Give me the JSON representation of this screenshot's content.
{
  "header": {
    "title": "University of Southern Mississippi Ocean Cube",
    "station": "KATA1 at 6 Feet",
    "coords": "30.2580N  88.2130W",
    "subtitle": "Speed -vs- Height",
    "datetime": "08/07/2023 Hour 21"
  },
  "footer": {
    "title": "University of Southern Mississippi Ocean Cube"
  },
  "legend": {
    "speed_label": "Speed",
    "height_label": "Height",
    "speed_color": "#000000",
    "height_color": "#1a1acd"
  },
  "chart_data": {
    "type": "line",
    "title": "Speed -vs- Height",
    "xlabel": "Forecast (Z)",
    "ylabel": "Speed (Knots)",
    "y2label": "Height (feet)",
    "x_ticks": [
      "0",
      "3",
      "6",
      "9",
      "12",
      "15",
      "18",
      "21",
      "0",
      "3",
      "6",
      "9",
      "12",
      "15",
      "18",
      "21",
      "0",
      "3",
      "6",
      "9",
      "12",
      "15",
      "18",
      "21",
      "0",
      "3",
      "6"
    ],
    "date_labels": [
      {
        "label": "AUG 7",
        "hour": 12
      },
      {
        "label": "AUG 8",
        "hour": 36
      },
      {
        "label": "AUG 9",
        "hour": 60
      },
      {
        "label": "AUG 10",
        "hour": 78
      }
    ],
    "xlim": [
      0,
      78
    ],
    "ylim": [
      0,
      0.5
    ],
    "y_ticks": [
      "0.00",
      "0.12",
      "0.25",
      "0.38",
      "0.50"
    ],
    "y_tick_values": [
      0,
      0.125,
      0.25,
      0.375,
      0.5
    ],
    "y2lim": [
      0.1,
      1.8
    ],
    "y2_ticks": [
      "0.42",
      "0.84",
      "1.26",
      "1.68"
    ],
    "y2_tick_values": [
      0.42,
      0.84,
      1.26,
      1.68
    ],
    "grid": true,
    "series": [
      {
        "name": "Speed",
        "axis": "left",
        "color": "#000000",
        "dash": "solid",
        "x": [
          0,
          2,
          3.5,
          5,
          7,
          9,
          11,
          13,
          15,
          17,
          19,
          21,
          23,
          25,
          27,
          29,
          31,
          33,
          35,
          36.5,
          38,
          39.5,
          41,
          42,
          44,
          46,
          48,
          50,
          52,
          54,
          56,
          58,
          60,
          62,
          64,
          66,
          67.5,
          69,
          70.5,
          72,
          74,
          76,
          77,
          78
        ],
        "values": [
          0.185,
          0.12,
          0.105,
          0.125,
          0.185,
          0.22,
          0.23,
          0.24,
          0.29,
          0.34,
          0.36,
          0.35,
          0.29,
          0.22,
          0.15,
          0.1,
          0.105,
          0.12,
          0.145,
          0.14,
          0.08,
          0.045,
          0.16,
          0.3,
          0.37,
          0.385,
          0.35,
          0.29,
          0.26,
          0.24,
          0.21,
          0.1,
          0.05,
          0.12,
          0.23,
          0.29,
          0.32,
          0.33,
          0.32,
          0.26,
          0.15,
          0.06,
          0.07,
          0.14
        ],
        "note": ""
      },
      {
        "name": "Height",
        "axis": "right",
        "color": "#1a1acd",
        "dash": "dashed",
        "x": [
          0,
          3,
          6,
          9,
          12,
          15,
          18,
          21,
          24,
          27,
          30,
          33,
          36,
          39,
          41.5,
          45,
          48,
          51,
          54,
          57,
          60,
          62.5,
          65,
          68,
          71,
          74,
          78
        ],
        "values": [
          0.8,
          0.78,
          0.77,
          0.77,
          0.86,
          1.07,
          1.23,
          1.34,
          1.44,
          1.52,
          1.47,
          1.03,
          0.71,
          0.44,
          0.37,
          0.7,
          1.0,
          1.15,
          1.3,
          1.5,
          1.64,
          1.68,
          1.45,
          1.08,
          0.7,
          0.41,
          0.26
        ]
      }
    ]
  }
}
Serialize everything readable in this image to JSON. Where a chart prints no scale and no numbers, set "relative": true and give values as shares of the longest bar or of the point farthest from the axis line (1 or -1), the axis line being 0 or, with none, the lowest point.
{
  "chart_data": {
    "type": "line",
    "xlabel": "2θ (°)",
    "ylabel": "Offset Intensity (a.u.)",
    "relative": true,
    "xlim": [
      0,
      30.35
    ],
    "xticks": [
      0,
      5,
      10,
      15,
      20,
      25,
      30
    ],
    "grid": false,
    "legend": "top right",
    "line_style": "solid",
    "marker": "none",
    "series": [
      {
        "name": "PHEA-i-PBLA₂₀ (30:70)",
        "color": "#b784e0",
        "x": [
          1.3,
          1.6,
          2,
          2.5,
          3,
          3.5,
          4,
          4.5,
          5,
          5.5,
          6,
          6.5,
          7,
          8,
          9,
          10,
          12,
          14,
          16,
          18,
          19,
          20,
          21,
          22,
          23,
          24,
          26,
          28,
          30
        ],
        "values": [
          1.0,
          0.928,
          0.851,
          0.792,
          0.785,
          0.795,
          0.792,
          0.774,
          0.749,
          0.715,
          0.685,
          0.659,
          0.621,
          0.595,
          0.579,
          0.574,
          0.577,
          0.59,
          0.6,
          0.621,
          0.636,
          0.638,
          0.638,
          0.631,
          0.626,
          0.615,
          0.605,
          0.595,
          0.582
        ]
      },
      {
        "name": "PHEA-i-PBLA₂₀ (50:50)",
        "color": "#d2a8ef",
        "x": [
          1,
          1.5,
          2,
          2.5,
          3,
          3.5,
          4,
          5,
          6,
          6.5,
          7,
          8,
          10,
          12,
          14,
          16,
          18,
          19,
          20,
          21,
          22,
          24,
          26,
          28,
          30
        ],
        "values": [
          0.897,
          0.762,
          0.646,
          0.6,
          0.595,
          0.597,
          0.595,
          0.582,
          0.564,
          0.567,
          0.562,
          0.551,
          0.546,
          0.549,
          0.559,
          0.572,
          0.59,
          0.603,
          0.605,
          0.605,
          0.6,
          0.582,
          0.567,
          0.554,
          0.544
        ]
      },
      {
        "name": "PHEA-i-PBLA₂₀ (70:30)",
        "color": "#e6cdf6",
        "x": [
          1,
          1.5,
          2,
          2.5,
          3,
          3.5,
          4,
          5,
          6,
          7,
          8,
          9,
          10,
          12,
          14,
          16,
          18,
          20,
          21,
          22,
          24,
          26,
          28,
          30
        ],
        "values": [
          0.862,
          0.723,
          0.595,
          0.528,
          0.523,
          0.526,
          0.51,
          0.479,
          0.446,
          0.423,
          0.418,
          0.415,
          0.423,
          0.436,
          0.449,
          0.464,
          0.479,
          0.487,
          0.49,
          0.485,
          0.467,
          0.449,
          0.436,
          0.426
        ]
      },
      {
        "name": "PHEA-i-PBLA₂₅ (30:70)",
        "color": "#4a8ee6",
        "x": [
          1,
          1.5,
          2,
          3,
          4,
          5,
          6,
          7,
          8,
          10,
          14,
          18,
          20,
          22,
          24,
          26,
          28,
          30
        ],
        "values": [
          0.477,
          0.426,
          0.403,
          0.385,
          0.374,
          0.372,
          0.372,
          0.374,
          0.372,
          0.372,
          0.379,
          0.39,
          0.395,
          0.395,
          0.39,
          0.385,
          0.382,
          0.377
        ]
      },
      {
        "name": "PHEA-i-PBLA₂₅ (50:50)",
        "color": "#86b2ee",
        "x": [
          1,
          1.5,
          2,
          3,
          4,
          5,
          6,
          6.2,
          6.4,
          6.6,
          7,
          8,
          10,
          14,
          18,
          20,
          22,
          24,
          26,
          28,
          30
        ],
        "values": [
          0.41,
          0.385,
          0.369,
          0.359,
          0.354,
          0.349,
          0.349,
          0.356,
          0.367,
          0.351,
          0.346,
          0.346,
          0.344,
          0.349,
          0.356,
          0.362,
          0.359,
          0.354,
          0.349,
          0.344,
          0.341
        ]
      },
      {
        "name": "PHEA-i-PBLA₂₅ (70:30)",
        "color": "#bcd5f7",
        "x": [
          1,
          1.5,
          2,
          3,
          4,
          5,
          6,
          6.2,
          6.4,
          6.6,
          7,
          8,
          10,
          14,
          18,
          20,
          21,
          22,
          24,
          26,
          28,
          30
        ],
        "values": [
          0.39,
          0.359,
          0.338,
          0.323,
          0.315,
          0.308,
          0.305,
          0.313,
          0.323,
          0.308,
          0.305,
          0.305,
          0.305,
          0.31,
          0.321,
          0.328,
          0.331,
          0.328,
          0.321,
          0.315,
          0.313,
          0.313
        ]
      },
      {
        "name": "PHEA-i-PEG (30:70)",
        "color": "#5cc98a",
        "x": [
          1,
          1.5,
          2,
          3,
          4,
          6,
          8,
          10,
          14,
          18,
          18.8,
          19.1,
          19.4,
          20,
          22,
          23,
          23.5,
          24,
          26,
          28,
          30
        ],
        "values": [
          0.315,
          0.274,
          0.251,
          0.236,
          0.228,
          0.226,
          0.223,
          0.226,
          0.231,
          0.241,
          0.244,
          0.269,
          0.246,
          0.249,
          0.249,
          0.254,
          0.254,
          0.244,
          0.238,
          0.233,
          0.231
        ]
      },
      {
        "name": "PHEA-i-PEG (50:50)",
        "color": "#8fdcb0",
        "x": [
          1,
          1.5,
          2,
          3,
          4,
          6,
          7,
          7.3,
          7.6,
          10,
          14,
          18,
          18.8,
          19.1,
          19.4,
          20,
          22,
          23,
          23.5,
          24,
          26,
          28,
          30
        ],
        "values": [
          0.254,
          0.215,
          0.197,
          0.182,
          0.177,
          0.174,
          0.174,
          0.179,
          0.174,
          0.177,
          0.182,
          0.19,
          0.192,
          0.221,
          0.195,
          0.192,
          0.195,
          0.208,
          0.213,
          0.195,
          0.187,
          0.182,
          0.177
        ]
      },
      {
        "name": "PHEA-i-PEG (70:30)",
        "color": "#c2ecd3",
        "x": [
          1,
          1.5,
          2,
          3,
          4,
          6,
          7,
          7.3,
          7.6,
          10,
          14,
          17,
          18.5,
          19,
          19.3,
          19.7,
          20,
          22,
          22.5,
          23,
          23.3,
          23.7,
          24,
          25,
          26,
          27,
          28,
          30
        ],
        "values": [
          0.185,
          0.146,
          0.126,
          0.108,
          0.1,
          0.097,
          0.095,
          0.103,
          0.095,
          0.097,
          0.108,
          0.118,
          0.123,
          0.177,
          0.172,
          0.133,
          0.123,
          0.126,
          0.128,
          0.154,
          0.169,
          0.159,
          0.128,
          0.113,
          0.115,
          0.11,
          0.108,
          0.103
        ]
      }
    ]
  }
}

_Description of the task_
Copy each line above containing the string "axis".

_Answer to this problem_
        "axis": "left",
        "axis": "right",
Serialize everything readable in this image to JSON. Where a chart prints no scale and no numbers, set "relative": true and give values as shares of the longest bar or of the point farthest from the axis line (1 or -1), the axis line being 0 or, with none, the lowest point.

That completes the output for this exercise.